## START Records to process

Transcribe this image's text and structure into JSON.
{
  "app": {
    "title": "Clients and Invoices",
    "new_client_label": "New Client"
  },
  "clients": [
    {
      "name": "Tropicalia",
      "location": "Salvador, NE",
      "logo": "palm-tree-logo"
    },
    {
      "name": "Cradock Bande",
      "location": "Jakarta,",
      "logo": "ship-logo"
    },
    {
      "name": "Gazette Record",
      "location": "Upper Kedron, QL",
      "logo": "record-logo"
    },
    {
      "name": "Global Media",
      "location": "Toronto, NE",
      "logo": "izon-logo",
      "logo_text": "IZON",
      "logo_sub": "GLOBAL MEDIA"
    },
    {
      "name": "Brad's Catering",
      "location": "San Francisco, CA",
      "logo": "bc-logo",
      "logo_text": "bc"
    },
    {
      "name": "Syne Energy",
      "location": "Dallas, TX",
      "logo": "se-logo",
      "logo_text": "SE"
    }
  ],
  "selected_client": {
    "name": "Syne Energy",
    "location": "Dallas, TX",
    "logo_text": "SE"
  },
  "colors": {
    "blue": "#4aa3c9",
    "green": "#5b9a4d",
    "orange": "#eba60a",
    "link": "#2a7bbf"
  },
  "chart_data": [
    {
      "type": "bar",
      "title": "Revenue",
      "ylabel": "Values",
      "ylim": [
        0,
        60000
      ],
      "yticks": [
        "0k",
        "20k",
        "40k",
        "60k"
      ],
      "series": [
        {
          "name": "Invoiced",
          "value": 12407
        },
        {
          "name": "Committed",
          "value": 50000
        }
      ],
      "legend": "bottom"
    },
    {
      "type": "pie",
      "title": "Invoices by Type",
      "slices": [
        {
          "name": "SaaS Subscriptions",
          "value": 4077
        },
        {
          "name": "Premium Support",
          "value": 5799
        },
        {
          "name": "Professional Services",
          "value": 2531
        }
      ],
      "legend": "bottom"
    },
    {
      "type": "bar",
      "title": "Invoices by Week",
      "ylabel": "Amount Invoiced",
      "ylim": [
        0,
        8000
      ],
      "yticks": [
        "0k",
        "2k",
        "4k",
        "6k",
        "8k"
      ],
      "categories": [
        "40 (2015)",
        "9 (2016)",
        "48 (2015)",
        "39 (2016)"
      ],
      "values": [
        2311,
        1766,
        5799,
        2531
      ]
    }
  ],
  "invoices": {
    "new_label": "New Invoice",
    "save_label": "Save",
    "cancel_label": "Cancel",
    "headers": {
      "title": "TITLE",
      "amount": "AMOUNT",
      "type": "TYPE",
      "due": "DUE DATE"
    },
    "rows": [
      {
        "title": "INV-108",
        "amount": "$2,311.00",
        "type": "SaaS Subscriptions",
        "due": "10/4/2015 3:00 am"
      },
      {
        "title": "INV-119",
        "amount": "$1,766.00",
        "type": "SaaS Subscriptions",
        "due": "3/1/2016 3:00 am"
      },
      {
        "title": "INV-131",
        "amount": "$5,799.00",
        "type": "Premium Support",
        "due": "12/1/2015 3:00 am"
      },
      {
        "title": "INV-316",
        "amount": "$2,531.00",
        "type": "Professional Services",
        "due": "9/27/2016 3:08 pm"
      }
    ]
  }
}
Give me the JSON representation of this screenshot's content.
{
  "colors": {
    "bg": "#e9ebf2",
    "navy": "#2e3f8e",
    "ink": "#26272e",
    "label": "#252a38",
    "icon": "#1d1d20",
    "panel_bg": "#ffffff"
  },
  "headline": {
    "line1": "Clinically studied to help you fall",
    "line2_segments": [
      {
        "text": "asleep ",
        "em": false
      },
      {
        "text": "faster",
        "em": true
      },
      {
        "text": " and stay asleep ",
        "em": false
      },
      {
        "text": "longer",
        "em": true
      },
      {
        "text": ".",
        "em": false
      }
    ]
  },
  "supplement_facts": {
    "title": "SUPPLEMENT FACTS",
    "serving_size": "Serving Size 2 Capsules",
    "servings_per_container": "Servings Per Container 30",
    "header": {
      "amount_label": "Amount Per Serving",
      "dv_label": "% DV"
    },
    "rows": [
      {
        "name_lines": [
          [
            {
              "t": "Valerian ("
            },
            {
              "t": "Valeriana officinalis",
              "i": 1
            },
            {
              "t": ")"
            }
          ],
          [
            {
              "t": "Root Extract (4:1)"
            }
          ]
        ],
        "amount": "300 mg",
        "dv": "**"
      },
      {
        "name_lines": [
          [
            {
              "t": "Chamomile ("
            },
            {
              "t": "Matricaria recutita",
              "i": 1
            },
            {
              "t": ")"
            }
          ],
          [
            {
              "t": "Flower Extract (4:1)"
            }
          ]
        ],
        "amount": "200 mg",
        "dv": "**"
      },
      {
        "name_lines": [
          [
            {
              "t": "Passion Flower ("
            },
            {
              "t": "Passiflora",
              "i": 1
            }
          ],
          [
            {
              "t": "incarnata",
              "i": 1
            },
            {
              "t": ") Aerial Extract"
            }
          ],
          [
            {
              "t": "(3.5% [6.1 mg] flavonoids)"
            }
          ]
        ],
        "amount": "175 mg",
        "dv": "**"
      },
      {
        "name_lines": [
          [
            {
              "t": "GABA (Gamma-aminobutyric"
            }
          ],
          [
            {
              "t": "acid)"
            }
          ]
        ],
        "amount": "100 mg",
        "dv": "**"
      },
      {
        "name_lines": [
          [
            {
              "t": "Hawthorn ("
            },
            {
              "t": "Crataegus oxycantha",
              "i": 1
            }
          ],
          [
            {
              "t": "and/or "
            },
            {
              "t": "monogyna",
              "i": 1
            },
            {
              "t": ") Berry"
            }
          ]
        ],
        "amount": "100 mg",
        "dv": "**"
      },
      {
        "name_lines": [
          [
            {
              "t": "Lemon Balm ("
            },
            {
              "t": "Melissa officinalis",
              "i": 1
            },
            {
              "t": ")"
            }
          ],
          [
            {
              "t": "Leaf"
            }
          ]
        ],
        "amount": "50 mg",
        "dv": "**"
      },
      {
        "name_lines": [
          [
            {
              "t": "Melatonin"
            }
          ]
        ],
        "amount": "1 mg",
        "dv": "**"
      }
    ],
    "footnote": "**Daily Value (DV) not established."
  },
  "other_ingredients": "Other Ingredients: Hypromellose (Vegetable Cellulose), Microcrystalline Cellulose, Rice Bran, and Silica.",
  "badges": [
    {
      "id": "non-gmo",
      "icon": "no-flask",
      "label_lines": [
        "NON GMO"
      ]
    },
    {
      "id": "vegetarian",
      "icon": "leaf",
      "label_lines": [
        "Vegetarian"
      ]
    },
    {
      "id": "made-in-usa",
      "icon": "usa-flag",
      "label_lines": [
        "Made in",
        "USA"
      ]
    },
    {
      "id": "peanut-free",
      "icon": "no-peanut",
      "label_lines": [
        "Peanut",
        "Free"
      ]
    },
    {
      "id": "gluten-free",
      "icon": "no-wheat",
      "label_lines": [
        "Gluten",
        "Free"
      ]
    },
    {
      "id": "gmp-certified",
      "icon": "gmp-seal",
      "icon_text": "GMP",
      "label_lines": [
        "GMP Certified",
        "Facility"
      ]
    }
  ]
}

## END Records to process

• Requirements
All of the entries must be quoted exactly; please include each one.

• Exercise output
Transcribe this image's text and structure into JSON.
{
  "app": {
    "title": "Clients and Invoices",
    "new_client_label": "New Client"
  },
  "clients": [
    {
      "name": "Tropicalia",
      "location": "Salvador, NE",
      "logo": "palm-tree-logo"
    },
    {
      "name": "Cradock Bande",
      "location": "Jakarta,",
      "logo": "ship-logo"
    },
    {
      "name": "Gazette Record",
      "location": "Upper Kedron, QL",
      "logo": "record-logo"
    },
    {
      "name": "Global Media",
      "location": "Toronto, NE",
      "logo": "izon-logo",
      "logo_text": "IZON",
      "logo_sub": "GLOBAL MEDIA"
    },
    {
      "name": "Brad's Catering",
      "location": "San Francisco, CA",
      "logo": "bc-logo",
      "logo_text": "bc"
    },
    {
      "name": "Syne Energy",
      "location": "Dallas, TX",
      "logo": "se-logo",
      "logo_text": "SE"
    }
  ],
  "selected_client": {
    "name": "Syne Energy",
    "location": "Dallas, TX",
    "logo_text": "SE"
  },
  "colors": {
    "blue": "#4aa3c9",
    "green": "#5b9a4d",
    "orange": "#eba60a",
    "link": "#2a7bbf"
  },
  "chart_data": [
    {
      "type": "bar",
      "title": "Revenue",
      "ylabel": "Values",
      "ylim": [
        0,
        60000
      ],
      "yticks": [
        "0k",
        "20k",
        "40k",
        "60k"
      ],
      "series": [
        {
          "name": "Invoiced",
          "value": 12407
        },
        {
          "name": "Committed",
          "value": 50000
        }
      ],
      "legend": "bottom"
    },
    {
      "type": "pie",
      "title": "Invoices by Type",
      "slices": [
        {
          "name": "SaaS Subscriptions",
          "value": 4077
        },
        {
          "name": "Premium Support",
          "value": 5799
        },
        {
          "name": "Professional Services",
          "value": 2531
        }
      ],
      "legend": "bottom"
    },
    {
      "type": "bar",
      "title": "Invoices by Week",
      "ylabel": "Amount Invoiced",
      "ylim": [
        0,
        8000
      ],
      "yticks": [
        "0k",
        "2k",
        "4k",
        "6k",
        "8k"
      ],
      "categories": [
        "40 (2015)",
        "9 (2016)",
        "48 (2015)",
        "39 (2016)"
      ],
      "values": [
        2311,
        1766,
        5799,
        2531
      ]
    }
  ],
  "invoices": {
    "new_label": "New Invoice",
    "save_label": "Save",
    "cancel_label": "Cancel",
    "headers": {
      "title": "TITLE",
      "amount": "AMOUNT",
      "type": "TYPE",
      "due": "DUE DATE"
    },
    "rows": [
      {
        "title": "INV-108",
        "amount": "$2,311.00",
        "type": "SaaS Subscriptions",
        "due": "10/4/2015 3:00 am"
      },
      {
        "title": "INV-119",
        "amount": "$1,766.00",
        "type": "SaaS Subscriptions",
        "due": "3/1/2016 3:00 am"
      },
      {
        "title": "INV-131",
        "amount": "$5,799.00",
        "type": "Premium Support",
        "due": "12/1/2015 3:00 am"
      },
      {
        "title": "INV-316",
        "amount": "$2,531.00",
        "type": "Professional Services",
        "due": "9/27/2016 3:08 pm"
      }
    ]
  }
}
Give me the JSON representation of this screenshot's content.
{
  "colors": {
    "bg": "#e9ebf2",
    "navy": "#2e3f8e",
    "ink": "#26272e",
    "label": "#252a38",
    "icon": "#1d1d20",
    "panel_bg": "#ffffff"
  },
  "headline": {
    "line1": "Clinically studied to help you fall",
    "line2_segments": [
      {
        "text": "asleep ",
        "em": false
      },
      {
        "text": "faster",
        "em": true
      },
      {
        "text": " and stay asleep ",
        "em": false
      },
      {
        "text": "longer",
        "em": true
      },
      {
        "text": ".",
        "em": false
      }
    ]
  },
  "supplement_facts": {
    "title": "SUPPLEMENT FACTS",
    "serving_size": "Serving Size 2 Capsules",
    "servings_per_container": "Servings Per Container 30",
    "header": {
      "amount_label": "Amount Per Serving",
      "dv_label": "% DV"
    },
    "rows": [
      {
        "name_lines": [
          [
            {
              "t": "Valerian ("
            },
            {
              "t": "Valeriana officinalis",
              "i": 1
            },
            {
              "t": ")"
            }
          ],
          [
            {
              "t": "Root Extract (4:1)"
            }
          ]
        ],
        "amount": "300 mg",
        "dv": "**"
      },
      {
        "name_lines": [
          [
            {
              "t": "Chamomile ("
            },
            {
              "t": "Matricaria recutita",
              "i": 1
            },
            {
              "t": ")"
            }
          ],
          [
            {
              "t": "Flower Extract (4:1)"
            }
          ]
        ],
        "amount": "200 mg",
        "dv": "**"
      },
      {
        "name_lines": [
          [
            {
              "t": "Passion Flower ("
            },
            {
              "t": "Passiflora",
              "i": 1
            }
          ],
          [
            {
              "t": "incarnata",
              "i": 1
            },
            {
              "t": ") Aerial Extract"
            }
          ],
          [
            {
              "t": "(3.5% [6.1 mg] flavonoids)"
            }
          ]
        ],
        "amount": "175 mg",
        "dv": "**"
      },
      {
        "name_lines": [
          [
            {
              "t": "GABA (Gamma-aminobutyric"
            }
          ],
          [
            {
              "t": "acid)"
            }
          ]
        ],
        "amount": "100 mg",
        "dv": "**"
      },
      {
        "name_lines": [
          [
            {
              "t": "Hawthorn ("
            },
            {
              "t": "Crataegus oxycantha",
              "i": 1
            }
          ],
          [
            {
              "t": "and/or "
            },
            {
              "t": "monogyna",
              "i": 1
            },
            {
              "t": ") Berry"
            }
          ]
        ],
        "amount": "100 mg",
        "dv": "**"
      },
      {
        "name_lines": [
          [
            {
              "t": "Lemon Balm ("
            },
            {
              "t": "Melissa officinalis",
              "i": 1
            },
            {
              "t": ")"
            }
          ],
          [
            {
              "t": "Leaf"
            }
          ]
        ],
        "amount": "50 mg",
        "dv": "**"
      },
      {
        "name_lines": [
          [
            {
              "t": "Melatonin"
            }
          ]
        ],
        "amount": "1 mg",
        "dv": "**"
      }
    ],
    "footnote": "**Daily Value (DV) not established."
  },
  "other_ingredients": "Other Ingredients: Hypromellose (Vegetable Cellulose), Microcrystalline Cellulose, Rice Bran, and Silica.",
  "badges": [
    {
      "id": "non-gmo",
      "icon": "no-flask",
      "label_lines": [
        "NON GMO"
      ]
    },
    {
      "id": "vegetarian",
      "icon": "leaf",
      "label_lines": [
        "Vegetarian"
      ]
    },
    {
      "id": "made-in-usa",
      "icon": "usa-flag",
      "label_lines": [
        "Made in",
        "USA"
      ]
    },
    {
      "id": "peanut-free",
      "icon": "no-peanut",
      "label_lines": [
        "Peanut",
        "Free"
      ]
    },
    {
      "id": "gluten-free",
      "icon": "no-wheat",
      "label_lines": [
        "Gluten",
        "Free"
      ]
    },
    {
      "id": "gmp-certified",
      "icon": "gmp-seal",
      "icon_text": "GMP",
      "label_lines": [
        "GMP Certified",
        "Facility"
      ]
    }
  ]
}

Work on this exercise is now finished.